** START Material for this exercise **
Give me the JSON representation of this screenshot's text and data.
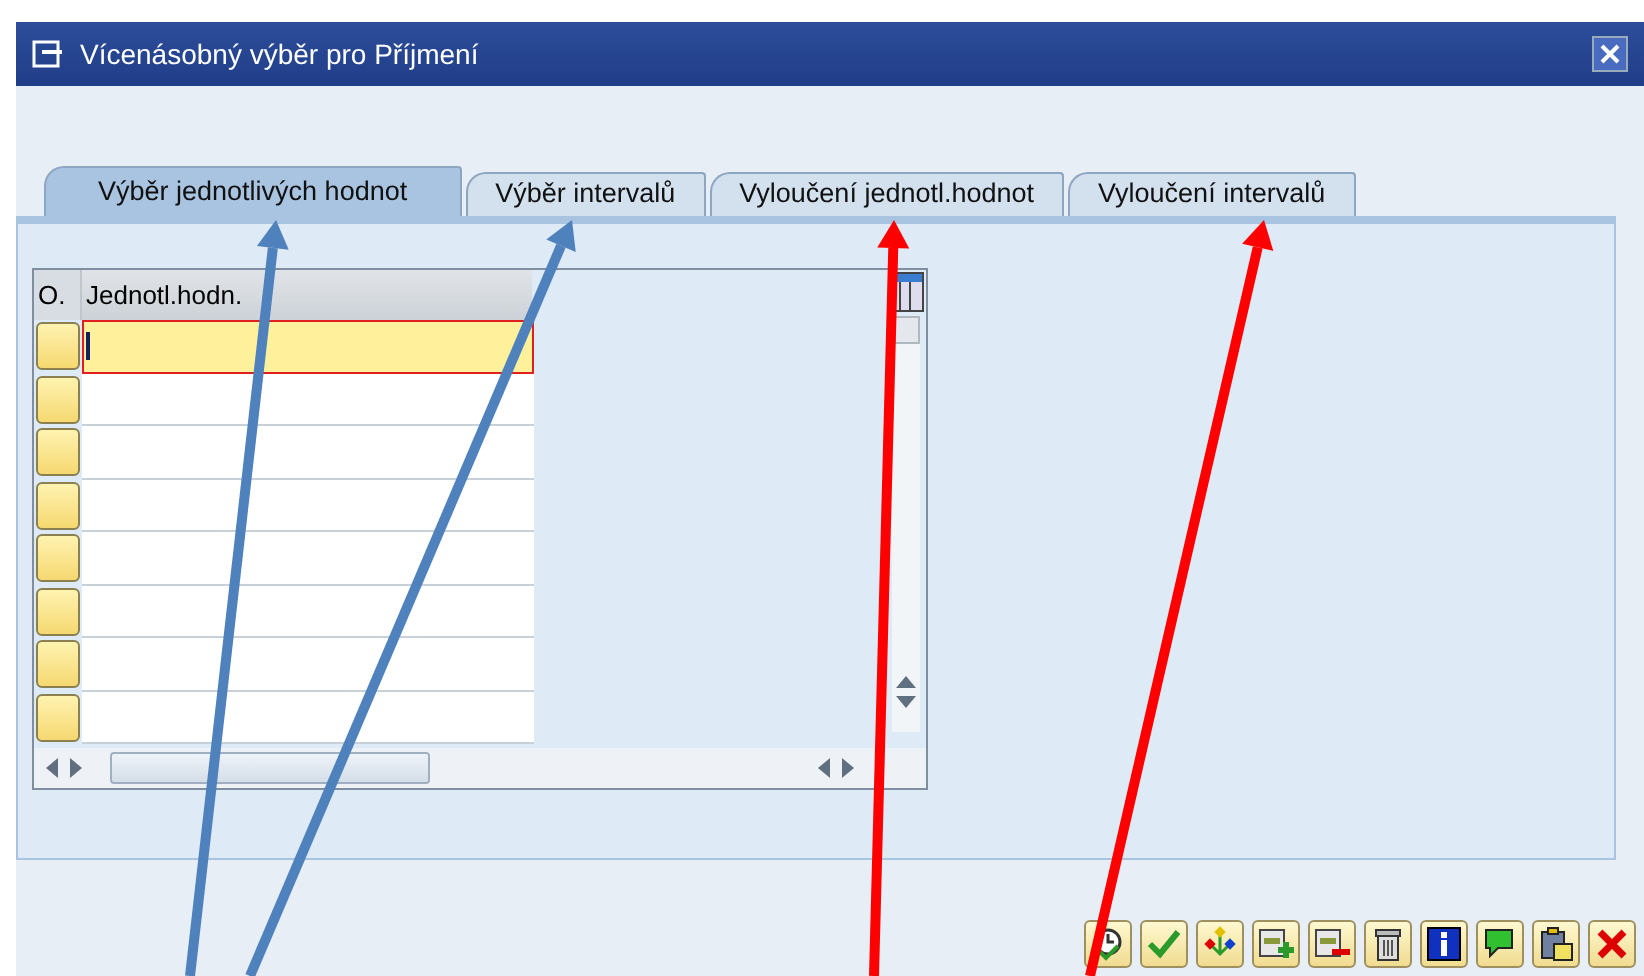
{
  "window": {
    "title": "Vícenásobný výběr pro Příjmení"
  },
  "tabs": [
    {
      "label": "Výběr jednotlivých hodnot",
      "selected": true
    },
    {
      "label": "Výběr intervalů",
      "selected": false
    },
    {
      "label": "Vyloučení jednotl.hodnot",
      "selected": false
    },
    {
      "label": "Vyloučení intervalů",
      "selected": false
    }
  ],
  "table": {
    "columns": [
      "O.",
      "Jednotl.hodn."
    ],
    "rows": [
      {
        "selected": true
      },
      {
        "selected": false
      },
      {
        "selected": false
      },
      {
        "selected": false
      },
      {
        "selected": false
      },
      {
        "selected": false
      },
      {
        "selected": false
      },
      {
        "selected": false
      }
    ]
  },
  "toolbar": [
    {
      "kind": "clock"
    },
    {
      "kind": "check"
    },
    {
      "kind": "tree"
    },
    {
      "kind": "add"
    },
    {
      "kind": "remove"
    },
    {
      "kind": "trash"
    },
    {
      "kind": "info"
    },
    {
      "kind": "comment"
    },
    {
      "kind": "clipboard"
    },
    {
      "kind": "cancel"
    }
  ],
  "annotations": [
    {
      "color": "#4f81bd"
    },
    {
      "color": "#4f81bd"
    },
    {
      "color": "#ff0000"
    },
    {
      "color": "#ff0000"
    }
  ]
}
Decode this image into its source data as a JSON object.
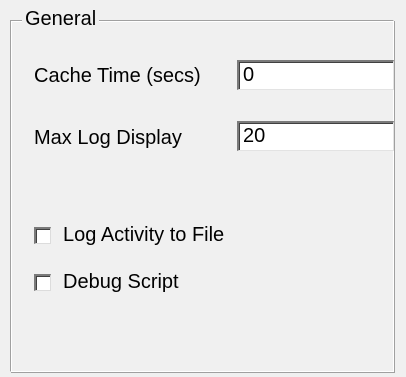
** END Material for this exercise **
Directive :: Tally the lines of the listing in which the word "Vyloučení" occurs, and state the total alone.

Task output :: 2